Brief.
Could you rewrite the items below, renaming every "thumbnail-cell" to "grid-tile" and leaving everything else unchanged?

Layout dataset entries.
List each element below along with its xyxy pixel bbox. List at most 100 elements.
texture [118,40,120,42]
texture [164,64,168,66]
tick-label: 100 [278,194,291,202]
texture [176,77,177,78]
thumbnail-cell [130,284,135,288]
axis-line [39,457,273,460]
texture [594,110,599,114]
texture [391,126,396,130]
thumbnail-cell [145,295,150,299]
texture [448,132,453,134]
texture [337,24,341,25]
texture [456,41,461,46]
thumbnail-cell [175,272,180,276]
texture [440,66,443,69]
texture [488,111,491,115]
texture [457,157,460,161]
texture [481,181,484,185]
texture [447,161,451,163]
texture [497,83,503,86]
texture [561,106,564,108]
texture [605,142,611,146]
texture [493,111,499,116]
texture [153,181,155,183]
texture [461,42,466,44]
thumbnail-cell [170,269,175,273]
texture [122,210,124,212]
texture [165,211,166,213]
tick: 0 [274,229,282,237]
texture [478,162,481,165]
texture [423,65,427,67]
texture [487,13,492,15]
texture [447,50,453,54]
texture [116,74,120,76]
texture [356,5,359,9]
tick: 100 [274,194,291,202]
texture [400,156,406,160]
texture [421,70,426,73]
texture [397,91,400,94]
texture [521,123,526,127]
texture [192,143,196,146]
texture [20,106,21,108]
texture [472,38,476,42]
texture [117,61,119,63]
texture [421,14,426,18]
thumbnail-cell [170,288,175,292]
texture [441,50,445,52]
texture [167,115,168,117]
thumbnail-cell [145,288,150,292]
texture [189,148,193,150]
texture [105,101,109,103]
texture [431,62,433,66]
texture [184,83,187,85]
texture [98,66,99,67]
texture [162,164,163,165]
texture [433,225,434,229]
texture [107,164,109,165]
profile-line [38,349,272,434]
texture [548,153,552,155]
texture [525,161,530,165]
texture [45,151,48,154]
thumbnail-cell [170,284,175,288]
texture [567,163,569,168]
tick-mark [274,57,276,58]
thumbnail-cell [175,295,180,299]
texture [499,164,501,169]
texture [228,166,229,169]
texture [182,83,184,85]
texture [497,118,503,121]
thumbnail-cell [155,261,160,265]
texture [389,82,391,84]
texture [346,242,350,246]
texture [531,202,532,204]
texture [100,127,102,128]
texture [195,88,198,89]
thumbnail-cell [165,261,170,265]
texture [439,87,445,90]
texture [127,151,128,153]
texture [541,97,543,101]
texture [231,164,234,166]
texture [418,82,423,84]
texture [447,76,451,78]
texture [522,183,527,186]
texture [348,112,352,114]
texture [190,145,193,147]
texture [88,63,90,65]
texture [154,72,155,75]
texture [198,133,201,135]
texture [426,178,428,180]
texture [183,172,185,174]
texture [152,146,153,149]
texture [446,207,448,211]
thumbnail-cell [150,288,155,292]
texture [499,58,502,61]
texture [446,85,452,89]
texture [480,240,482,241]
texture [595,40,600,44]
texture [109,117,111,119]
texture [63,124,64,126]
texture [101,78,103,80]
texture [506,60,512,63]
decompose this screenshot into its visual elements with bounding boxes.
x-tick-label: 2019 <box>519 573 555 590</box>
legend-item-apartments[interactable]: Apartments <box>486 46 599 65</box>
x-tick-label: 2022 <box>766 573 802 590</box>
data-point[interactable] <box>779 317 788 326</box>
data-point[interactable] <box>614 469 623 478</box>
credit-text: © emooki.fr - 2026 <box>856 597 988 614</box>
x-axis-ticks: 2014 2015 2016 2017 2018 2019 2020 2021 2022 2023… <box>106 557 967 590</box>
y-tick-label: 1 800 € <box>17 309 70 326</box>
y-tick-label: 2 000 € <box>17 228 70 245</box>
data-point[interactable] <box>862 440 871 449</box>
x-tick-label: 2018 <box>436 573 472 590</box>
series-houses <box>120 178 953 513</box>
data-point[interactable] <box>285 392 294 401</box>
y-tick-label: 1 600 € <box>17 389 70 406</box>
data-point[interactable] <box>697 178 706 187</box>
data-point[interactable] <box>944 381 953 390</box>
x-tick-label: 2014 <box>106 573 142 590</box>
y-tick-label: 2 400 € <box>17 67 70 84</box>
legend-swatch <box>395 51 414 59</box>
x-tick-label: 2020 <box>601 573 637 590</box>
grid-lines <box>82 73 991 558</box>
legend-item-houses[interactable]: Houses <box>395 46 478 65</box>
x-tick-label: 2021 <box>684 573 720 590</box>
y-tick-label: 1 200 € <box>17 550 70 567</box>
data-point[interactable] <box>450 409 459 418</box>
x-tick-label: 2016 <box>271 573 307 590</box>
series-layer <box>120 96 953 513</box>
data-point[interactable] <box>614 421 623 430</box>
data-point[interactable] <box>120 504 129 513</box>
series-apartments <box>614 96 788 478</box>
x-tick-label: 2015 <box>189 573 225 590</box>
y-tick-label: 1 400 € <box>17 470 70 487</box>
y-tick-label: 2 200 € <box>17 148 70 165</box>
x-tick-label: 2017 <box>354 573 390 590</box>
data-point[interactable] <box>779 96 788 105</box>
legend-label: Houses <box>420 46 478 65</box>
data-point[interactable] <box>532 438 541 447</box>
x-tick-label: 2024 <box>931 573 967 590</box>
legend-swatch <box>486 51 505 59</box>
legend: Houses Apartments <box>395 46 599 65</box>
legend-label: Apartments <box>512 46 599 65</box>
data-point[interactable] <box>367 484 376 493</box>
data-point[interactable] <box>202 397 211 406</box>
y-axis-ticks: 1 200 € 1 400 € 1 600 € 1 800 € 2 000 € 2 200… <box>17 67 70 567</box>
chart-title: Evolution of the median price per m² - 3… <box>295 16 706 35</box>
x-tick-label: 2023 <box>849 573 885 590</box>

Written solution.
List each element below along with its xyxy pixel bbox. List at most 100 elements.
texture [118,40,120,42]
texture [164,64,168,66]
tick-label: 100 [278,194,291,202]
texture [176,77,177,78]
grid-tile [130,284,135,288]
axis-line [39,457,273,460]
texture [594,110,599,114]
texture [391,126,396,130]
grid-tile [145,295,150,299]
texture [448,132,453,134]
texture [337,24,341,25]
texture [456,41,461,46]
grid-tile [175,272,180,276]
texture [440,66,443,69]
texture [488,111,491,115]
texture [457,157,460,161]
texture [481,181,484,185]
texture [447,161,451,163]
texture [497,83,503,86]
texture [561,106,564,108]
texture [605,142,611,146]
texture [493,111,499,116]
texture [153,181,155,183]
texture [461,42,466,44]
grid-tile [170,269,175,273]
texture [122,210,124,212]
texture [165,211,166,213]
tick: 0 [274,229,282,237]
texture [478,162,481,165]
texture [423,65,427,67]
texture [487,13,492,15]
texture [447,50,453,54]
texture [116,74,120,76]
texture [356,5,359,9]
tick: 100 [274,194,291,202]
texture [400,156,406,160]
texture [421,70,426,73]
texture [397,91,400,94]
texture [521,123,526,127]
texture [192,143,196,146]
texture [20,106,21,108]
texture [472,38,476,42]
texture [117,61,119,63]
texture [421,14,426,18]
grid-tile [170,288,175,292]
texture [441,50,445,52]
texture [167,115,168,117]
grid-tile [145,288,150,292]
texture [189,148,193,150]
texture [105,101,109,103]
texture [431,62,433,66]
texture [184,83,187,85]
texture [98,66,99,67]
texture [162,164,163,165]
texture [433,225,434,229]
texture [107,164,109,165]
profile-line [38,349,272,434]
texture [548,153,552,155]
texture [525,161,530,165]
texture [45,151,48,154]
grid-tile [170,284,175,288]
texture [567,163,569,168]
tick-mark [274,57,276,58]
grid-tile [175,295,180,299]
texture [499,164,501,169]
texture [228,166,229,169]
texture [182,83,184,85]
texture [497,118,503,121]
grid-tile [155,261,160,265]
texture [389,82,391,84]
texture [346,242,350,246]
texture [531,202,532,204]
texture [100,127,102,128]
texture [195,88,198,89]
grid-tile [165,261,170,265]
texture [439,87,445,90]
texture [127,151,128,153]
texture [541,97,543,101]
texture [231,164,234,166]
texture [418,82,423,84]
texture [447,76,451,78]
texture [522,183,527,186]
texture [348,112,352,114]
texture [190,145,193,147]
texture [88,63,90,65]
texture [154,72,155,75]
texture [198,133,201,135]
texture [426,178,428,180]
texture [183,172,185,174]
texture [152,146,153,149]
texture [446,207,448,211]
grid-tile [150,288,155,292]
texture [499,58,502,61]
texture [446,85,452,89]
texture [480,240,482,241]
texture [595,40,600,44]
texture [109,117,111,119]
texture [63,124,64,126]
texture [101,78,103,80]
texture [506,60,512,63]
decompose this screenshot into its visual elements with bounding boxes.
x-tick-label: 2019 <box>519 573 555 590</box>
legend-item-apartments[interactable]: Apartments <box>486 46 599 65</box>
x-tick-label: 2022 <box>766 573 802 590</box>
data-point[interactable] <box>779 317 788 326</box>
data-point[interactable] <box>614 469 623 478</box>
credit-text: © emooki.fr - 2026 <box>856 597 988 614</box>
x-axis-ticks: 2014 2015 2016 2017 2018 2019 2020 2021 2022 2023… <box>106 557 967 590</box>
y-tick-label: 1 800 € <box>17 309 70 326</box>
y-tick-label: 2 000 € <box>17 228 70 245</box>
data-point[interactable] <box>862 440 871 449</box>
x-tick-label: 2018 <box>436 573 472 590</box>
series-houses <box>120 178 953 513</box>
data-point[interactable] <box>285 392 294 401</box>
y-tick-label: 1 600 € <box>17 389 70 406</box>
data-point[interactable] <box>697 178 706 187</box>
data-point[interactable] <box>944 381 953 390</box>
x-tick-label: 2014 <box>106 573 142 590</box>
y-tick-label: 2 400 € <box>17 67 70 84</box>
legend-swatch <box>395 51 414 59</box>
x-tick-label: 2020 <box>601 573 637 590</box>
grid-lines <box>82 73 991 558</box>
legend-item-houses[interactable]: Houses <box>395 46 478 65</box>
x-tick-label: 2021 <box>684 573 720 590</box>
y-tick-label: 1 200 € <box>17 550 70 567</box>
data-point[interactable] <box>450 409 459 418</box>
x-tick-label: 2016 <box>271 573 307 590</box>
series-layer <box>120 96 953 513</box>
data-point[interactable] <box>614 421 623 430</box>
data-point[interactable] <box>120 504 129 513</box>
series-apartments <box>614 96 788 478</box>
x-tick-label: 2015 <box>189 573 225 590</box>
y-tick-label: 1 400 € <box>17 470 70 487</box>
y-tick-label: 2 200 € <box>17 148 70 165</box>
x-tick-label: 2017 <box>354 573 390 590</box>
data-point[interactable] <box>779 96 788 105</box>
legend-label: Houses <box>420 46 478 65</box>
data-point[interactable] <box>532 438 541 447</box>
x-tick-label: 2024 <box>931 573 967 590</box>
legend-swatch <box>486 51 505 59</box>
legend: Houses Apartments <box>395 46 599 65</box>
legend-label: Apartments <box>512 46 599 65</box>
data-point[interactable] <box>367 484 376 493</box>
data-point[interactable] <box>202 397 211 406</box>
y-axis-ticks: 1 200 € 1 400 € 1 600 € 1 800 € 2 000 € 2 200… <box>17 67 70 567</box>
chart-title: Evolution of the median price per m² - 3… <box>295 16 706 35</box>
x-tick-label: 2023 <box>849 573 885 590</box>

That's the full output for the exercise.